Exercise ▸ Find the lines with "Обозначение" in them and copy them out.

Given records ▸
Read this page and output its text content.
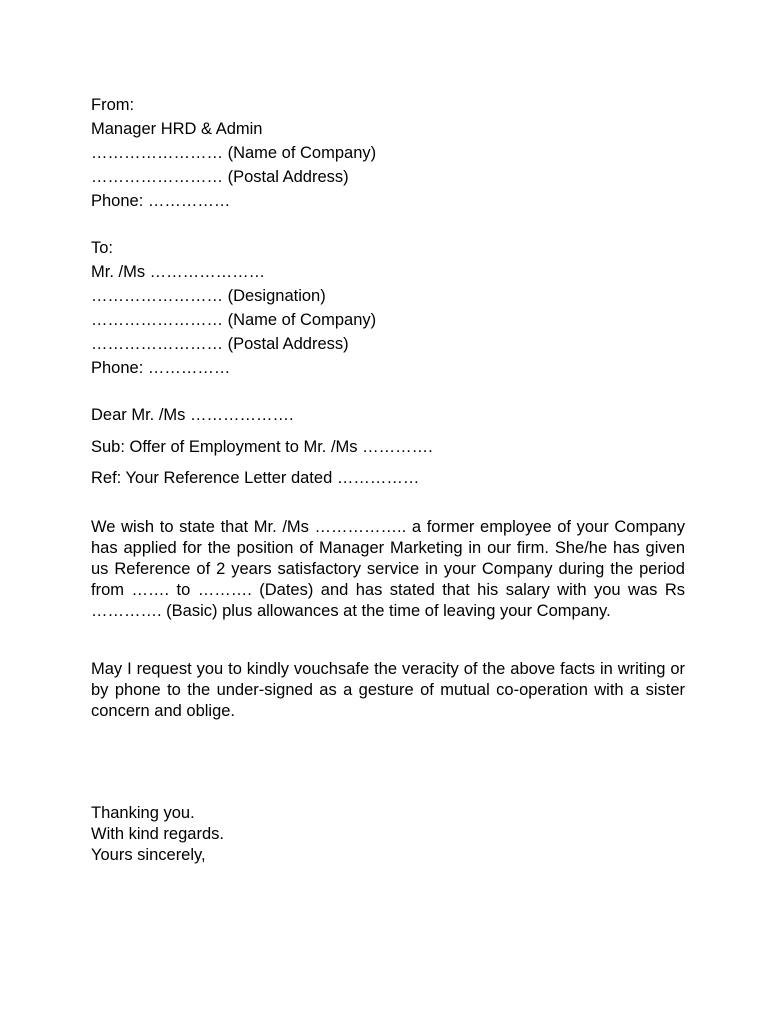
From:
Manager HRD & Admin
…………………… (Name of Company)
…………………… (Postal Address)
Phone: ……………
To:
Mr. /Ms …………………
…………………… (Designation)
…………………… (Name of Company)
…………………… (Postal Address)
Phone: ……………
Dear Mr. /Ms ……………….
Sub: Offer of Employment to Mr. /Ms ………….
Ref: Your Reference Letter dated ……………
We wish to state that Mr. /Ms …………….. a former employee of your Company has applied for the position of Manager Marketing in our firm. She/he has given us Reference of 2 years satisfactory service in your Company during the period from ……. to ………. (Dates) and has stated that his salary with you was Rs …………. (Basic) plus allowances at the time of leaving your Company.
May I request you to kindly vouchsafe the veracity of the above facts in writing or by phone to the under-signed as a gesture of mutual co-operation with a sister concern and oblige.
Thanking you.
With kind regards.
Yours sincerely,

--

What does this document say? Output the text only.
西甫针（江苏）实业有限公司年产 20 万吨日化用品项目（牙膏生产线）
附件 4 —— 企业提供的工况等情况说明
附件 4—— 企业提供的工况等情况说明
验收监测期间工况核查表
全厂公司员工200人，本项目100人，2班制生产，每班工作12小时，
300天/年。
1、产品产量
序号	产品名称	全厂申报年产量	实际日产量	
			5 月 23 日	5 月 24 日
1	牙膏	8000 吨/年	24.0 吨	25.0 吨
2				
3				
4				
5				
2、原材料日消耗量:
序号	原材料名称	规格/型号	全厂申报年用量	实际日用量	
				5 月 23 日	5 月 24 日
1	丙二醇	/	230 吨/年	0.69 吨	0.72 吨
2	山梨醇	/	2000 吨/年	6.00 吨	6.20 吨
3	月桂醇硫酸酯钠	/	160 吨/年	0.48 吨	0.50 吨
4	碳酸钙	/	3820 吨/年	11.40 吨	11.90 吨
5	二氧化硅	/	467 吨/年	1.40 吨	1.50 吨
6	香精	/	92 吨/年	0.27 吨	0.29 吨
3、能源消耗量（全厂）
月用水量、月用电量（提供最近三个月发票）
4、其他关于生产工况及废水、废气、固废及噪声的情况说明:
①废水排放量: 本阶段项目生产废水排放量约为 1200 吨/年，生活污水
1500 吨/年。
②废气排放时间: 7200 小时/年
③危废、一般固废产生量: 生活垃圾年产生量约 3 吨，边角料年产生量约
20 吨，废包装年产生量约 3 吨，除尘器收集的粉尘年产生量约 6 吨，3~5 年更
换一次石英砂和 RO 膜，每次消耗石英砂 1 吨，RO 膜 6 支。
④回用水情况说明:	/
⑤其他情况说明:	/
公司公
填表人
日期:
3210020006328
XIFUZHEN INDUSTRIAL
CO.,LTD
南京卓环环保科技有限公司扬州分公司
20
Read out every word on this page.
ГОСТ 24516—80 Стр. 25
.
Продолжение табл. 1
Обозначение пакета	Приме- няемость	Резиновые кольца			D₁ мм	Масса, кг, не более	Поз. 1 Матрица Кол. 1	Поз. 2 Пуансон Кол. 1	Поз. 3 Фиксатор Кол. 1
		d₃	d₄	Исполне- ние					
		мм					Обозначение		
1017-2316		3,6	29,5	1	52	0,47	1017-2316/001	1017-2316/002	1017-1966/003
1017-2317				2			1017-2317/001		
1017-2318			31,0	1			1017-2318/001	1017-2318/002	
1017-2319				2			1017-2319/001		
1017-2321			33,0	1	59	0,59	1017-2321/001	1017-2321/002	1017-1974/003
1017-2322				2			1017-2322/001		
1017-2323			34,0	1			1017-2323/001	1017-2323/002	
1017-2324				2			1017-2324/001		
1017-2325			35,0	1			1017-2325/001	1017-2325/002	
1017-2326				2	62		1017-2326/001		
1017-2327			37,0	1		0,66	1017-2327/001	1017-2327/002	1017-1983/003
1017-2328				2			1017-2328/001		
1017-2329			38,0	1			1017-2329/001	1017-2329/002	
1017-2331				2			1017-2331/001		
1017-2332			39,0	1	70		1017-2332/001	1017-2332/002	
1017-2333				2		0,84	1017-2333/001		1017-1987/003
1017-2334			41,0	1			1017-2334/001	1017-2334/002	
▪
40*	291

==

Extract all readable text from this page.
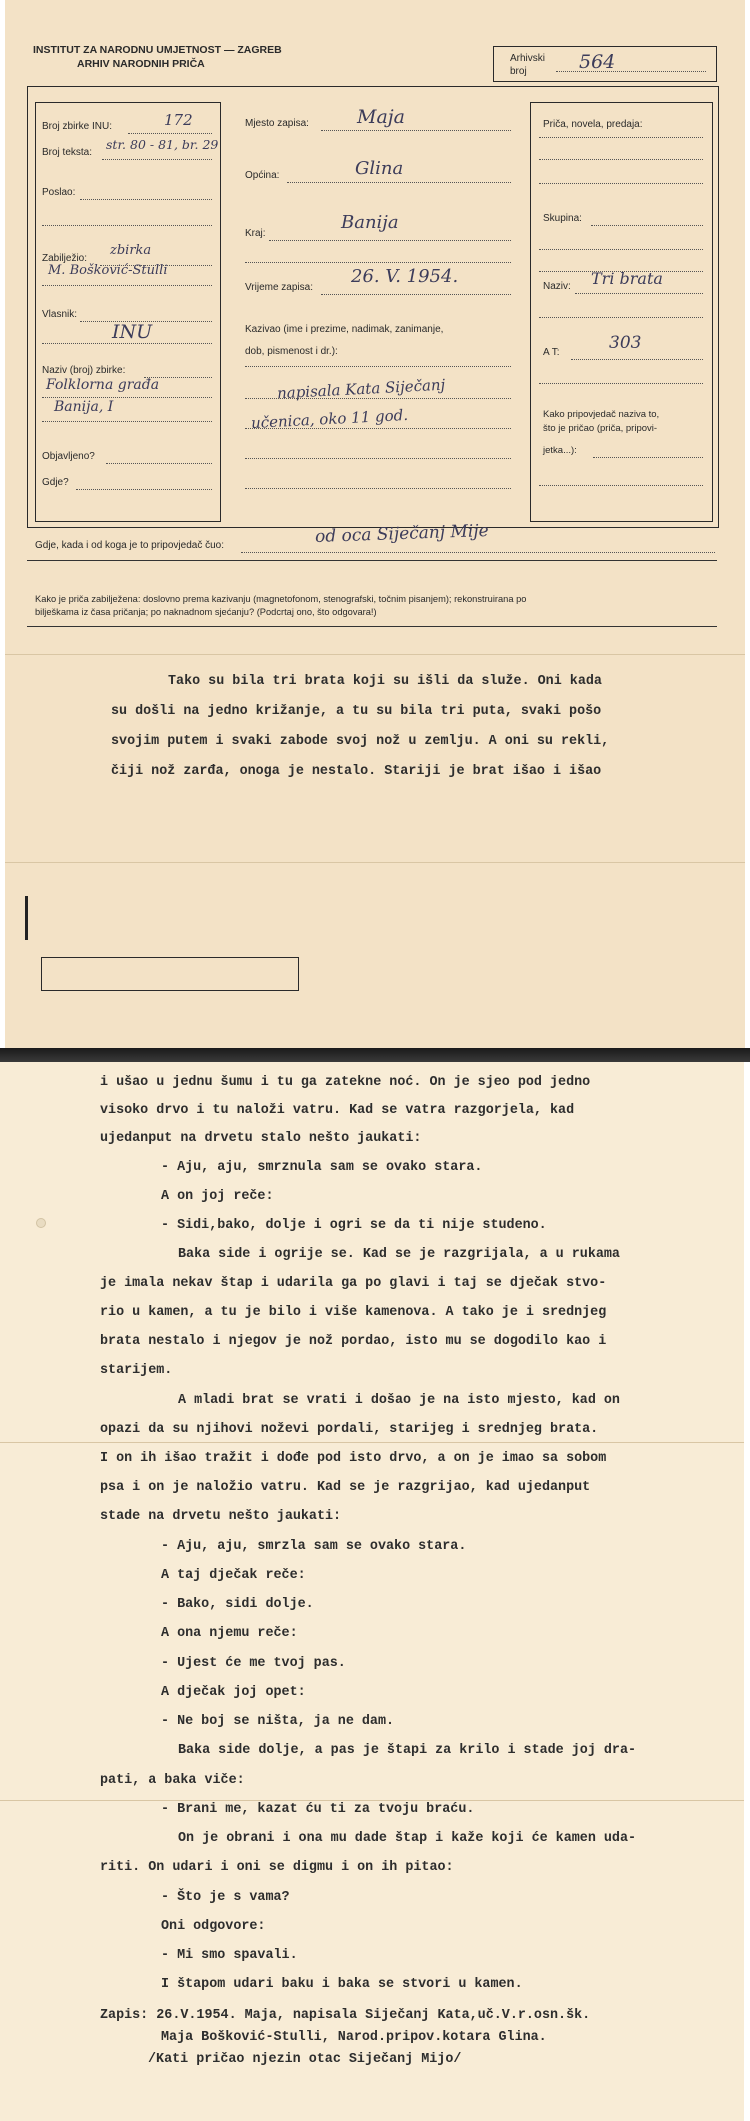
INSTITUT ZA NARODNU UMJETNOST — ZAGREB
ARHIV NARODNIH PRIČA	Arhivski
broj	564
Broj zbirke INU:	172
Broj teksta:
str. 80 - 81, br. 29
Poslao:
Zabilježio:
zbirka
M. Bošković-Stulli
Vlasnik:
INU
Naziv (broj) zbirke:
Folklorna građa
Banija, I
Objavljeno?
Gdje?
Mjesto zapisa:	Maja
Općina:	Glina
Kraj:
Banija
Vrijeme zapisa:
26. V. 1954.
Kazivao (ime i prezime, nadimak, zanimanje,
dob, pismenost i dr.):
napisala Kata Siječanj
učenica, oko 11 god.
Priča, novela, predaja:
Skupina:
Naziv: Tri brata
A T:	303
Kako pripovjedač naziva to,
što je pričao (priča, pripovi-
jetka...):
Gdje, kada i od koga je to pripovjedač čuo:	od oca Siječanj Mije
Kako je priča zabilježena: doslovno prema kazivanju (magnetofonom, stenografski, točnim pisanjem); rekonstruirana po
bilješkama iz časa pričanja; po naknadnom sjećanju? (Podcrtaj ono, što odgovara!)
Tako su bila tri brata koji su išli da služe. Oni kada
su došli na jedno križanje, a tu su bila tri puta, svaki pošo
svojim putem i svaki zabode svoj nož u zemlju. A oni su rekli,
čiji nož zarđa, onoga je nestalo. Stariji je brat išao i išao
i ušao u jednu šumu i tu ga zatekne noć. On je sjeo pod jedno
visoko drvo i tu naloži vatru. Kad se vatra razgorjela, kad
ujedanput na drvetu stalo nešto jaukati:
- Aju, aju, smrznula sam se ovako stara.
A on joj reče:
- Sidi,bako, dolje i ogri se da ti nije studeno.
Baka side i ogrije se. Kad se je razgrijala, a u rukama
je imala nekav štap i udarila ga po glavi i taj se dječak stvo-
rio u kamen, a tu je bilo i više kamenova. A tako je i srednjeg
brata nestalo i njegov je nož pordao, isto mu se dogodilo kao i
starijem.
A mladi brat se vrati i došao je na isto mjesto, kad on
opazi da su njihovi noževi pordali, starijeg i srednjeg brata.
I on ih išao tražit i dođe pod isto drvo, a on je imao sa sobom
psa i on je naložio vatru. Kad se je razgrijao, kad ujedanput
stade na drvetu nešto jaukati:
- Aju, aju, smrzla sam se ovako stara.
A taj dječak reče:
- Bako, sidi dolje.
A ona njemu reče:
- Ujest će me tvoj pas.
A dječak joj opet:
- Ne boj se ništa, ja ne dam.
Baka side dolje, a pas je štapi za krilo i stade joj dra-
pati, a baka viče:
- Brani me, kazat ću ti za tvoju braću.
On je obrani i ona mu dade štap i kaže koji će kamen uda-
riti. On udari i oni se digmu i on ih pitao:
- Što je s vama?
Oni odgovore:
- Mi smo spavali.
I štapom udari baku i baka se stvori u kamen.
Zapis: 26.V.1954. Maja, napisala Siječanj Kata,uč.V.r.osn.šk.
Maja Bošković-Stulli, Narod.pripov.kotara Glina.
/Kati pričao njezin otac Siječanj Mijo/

Written answer ▸
Обозначение пакета	Приме- няемость	Резиновые кольца			D₁ мм	Масса, кг, не более	Поз. 1 Матрица Кол. 1	Поз. 2 Пуансон Кол. 1	Поз. 3 Фиксатор Кол. 1
		мм					Обозначение		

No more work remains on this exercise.